_WHAT IS BEING ASKED_
Please transcribe every record below exactly as written.

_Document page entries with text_

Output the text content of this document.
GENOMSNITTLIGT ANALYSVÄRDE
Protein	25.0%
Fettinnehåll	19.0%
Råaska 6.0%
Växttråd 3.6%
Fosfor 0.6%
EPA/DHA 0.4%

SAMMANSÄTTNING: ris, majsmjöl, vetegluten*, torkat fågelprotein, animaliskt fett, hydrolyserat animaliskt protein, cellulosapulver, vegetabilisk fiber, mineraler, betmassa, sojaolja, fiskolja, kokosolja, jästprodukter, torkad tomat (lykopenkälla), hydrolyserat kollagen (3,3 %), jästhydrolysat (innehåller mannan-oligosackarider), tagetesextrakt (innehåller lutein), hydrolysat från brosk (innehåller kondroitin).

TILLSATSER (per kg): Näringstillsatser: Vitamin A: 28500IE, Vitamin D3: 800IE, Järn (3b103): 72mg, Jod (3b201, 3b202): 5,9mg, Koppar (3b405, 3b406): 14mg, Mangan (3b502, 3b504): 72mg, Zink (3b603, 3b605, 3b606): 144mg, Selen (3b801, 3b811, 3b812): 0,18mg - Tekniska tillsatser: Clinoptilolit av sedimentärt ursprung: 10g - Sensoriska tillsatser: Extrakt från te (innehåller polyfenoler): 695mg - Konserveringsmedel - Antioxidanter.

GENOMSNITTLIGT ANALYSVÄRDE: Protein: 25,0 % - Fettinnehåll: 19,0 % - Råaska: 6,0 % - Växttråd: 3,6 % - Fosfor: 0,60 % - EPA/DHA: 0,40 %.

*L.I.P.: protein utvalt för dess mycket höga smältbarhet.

_RESULT_
Output the text content of this document.
GENOMSNITTLIGT ANALYSVÄRDE
Protein	25.0%
Fettinnehåll	19.0%
Råaska 6.0%
Växttråd 3.6%
Fosfor 0.6%
EPA/DHA 0.4%

SAMMANSÄTTNING: ris, majsmjöl, vetegluten*, torkat fågelprotein, animaliskt fett, hydrolyserat animaliskt protein, cellulosapulver, vegetabilisk fiber, mineraler, betmassa, sojaolja, fiskolja, kokosolja, jästprodukter, torkad tomat (lykopenkälla), hydrolyserat kollagen (3,3 %), jästhydrolysat (innehåller mannan-oligosackarider), tagetesextrakt (innehåller lutein), hydrolysat från brosk (innehåller kondroitin).

TILLSATSER (per kg): Näringstillsatser: Vitamin A: 28500IE, Vitamin D3: 800IE, Järn (3b103): 72mg, Jod (3b201, 3b202): 5,9mg, Koppar (3b405, 3b406): 14mg, Mangan (3b502, 3b504): 72mg, Zink (3b603, 3b605, 3b606): 144mg, Selen (3b801, 3b811, 3b812): 0,18mg - Tekniska tillsatser: Clinoptilolit av sedimentärt ursprung: 10g - Sensoriska tillsatser: Extrakt från te (innehåller polyfenoler): 695mg - Konserveringsmedel - Antioxidanter.

GENOMSNITTLIGT ANALYSVÄRDE: Protein: 25,0 % - Fettinnehåll: 19,0 % - Råaska: 6,0 % - Växttråd: 3,6 % - Fosfor: 0,60 % - EPA/DHA: 0,40 %.

*L.I.P.: protein utvalt för dess mycket höga smältbarhet.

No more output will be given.